Set exercise - Tally the lines in the following entries that include the word "problem"; state only the total.

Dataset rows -
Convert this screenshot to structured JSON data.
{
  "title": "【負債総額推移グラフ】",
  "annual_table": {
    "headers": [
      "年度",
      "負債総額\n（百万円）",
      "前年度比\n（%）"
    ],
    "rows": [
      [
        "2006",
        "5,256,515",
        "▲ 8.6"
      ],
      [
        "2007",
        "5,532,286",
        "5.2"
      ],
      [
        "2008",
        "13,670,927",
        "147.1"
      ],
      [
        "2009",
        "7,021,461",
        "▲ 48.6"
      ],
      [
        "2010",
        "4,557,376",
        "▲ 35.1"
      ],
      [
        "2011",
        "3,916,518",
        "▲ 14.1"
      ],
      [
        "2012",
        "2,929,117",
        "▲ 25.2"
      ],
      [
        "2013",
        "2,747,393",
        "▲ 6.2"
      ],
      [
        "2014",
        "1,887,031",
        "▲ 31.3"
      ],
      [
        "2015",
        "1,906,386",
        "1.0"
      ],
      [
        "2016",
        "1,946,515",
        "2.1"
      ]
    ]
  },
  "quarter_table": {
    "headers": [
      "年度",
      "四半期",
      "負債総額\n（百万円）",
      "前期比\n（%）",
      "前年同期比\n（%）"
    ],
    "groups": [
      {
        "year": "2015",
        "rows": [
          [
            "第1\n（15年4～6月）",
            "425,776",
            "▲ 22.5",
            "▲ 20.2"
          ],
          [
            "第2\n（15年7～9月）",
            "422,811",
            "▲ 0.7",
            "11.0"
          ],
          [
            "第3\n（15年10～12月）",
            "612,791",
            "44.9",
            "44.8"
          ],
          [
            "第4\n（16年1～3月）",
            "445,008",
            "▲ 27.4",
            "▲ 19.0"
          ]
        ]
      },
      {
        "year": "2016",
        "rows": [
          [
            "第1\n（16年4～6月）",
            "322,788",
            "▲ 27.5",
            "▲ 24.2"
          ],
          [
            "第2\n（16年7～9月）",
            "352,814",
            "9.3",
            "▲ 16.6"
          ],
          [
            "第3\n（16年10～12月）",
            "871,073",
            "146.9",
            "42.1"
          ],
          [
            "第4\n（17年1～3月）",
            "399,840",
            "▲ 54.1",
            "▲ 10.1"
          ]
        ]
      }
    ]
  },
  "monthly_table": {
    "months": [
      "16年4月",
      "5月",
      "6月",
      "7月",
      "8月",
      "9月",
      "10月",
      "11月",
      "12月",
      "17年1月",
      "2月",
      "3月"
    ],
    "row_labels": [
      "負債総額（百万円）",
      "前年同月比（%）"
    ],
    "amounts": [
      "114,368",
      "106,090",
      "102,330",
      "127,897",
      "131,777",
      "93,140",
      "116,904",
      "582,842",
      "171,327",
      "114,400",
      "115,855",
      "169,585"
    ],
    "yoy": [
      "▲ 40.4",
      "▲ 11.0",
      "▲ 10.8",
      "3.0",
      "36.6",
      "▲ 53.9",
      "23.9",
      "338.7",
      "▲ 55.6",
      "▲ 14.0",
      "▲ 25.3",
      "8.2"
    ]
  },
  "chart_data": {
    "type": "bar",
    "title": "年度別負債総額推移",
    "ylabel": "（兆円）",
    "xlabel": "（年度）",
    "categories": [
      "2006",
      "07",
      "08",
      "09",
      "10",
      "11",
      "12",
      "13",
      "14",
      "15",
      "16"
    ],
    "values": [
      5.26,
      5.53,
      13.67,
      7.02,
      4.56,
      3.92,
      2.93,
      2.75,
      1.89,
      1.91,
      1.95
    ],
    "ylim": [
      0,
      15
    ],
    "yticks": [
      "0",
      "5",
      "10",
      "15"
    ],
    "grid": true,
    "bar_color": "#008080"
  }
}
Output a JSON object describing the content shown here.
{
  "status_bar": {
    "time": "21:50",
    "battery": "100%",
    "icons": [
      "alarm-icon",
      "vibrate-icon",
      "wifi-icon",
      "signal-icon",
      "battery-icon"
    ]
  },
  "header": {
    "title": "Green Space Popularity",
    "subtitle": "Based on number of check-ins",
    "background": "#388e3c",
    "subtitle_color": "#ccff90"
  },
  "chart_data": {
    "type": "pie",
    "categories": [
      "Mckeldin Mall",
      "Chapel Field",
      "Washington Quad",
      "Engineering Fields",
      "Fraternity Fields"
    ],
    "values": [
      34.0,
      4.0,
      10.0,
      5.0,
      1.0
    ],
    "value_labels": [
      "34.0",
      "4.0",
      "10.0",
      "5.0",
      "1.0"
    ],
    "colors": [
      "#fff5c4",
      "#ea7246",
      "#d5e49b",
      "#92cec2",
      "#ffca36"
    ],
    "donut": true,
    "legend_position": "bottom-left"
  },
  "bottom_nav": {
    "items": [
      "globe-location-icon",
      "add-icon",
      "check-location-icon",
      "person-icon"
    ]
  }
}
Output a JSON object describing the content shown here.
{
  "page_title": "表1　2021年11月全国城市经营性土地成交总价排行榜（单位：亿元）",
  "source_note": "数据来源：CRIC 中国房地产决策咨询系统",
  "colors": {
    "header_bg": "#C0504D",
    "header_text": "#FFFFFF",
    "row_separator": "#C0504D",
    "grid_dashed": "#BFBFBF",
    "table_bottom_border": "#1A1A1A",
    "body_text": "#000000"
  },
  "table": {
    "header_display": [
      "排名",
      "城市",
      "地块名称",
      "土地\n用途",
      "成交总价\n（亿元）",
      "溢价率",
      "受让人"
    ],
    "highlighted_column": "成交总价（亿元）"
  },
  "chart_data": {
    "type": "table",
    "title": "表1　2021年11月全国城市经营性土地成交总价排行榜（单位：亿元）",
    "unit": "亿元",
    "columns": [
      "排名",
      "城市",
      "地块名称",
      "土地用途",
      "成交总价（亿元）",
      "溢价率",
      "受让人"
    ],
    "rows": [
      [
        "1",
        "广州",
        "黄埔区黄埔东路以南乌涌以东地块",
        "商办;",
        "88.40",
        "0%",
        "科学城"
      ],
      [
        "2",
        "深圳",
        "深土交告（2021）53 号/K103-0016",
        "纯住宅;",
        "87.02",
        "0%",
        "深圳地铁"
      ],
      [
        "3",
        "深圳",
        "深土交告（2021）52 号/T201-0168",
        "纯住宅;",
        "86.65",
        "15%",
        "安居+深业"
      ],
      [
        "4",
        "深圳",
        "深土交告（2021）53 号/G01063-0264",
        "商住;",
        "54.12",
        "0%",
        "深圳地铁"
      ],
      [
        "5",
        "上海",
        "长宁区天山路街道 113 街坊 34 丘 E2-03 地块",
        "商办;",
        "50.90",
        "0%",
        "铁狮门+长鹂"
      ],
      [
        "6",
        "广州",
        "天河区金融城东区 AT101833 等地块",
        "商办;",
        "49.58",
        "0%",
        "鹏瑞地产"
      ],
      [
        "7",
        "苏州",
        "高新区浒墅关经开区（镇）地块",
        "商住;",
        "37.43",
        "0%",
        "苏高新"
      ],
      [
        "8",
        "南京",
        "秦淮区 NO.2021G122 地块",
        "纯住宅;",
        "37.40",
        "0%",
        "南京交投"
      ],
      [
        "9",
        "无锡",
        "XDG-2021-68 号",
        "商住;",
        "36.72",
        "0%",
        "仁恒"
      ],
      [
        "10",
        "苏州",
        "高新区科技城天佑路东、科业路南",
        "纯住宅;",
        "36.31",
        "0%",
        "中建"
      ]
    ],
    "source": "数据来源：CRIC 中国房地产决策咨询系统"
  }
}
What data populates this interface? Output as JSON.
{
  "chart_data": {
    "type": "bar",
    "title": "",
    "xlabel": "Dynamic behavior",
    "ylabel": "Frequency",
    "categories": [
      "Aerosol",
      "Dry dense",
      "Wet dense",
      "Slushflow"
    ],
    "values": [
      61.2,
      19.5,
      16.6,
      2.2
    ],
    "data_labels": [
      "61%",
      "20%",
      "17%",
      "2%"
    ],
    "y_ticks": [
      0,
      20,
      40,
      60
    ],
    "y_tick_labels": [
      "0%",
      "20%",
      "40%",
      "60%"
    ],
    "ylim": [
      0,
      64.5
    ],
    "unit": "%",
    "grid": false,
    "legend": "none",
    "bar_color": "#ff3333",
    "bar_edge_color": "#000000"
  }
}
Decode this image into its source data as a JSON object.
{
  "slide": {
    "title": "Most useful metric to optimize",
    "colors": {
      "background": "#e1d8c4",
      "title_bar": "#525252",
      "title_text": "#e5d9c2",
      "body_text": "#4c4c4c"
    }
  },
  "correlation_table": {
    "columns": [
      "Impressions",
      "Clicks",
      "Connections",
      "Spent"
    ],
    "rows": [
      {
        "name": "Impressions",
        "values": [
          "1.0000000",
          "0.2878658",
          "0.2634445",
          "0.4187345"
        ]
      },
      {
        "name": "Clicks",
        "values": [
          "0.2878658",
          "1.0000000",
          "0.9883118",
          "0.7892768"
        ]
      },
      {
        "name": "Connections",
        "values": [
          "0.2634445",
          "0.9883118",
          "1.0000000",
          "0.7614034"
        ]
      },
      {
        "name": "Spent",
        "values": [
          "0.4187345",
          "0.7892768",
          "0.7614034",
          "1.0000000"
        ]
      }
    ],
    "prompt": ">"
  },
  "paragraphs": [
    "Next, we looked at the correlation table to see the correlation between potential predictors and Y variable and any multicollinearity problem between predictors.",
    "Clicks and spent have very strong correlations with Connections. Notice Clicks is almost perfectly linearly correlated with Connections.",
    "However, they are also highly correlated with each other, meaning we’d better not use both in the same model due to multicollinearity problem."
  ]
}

Answer for the task - 2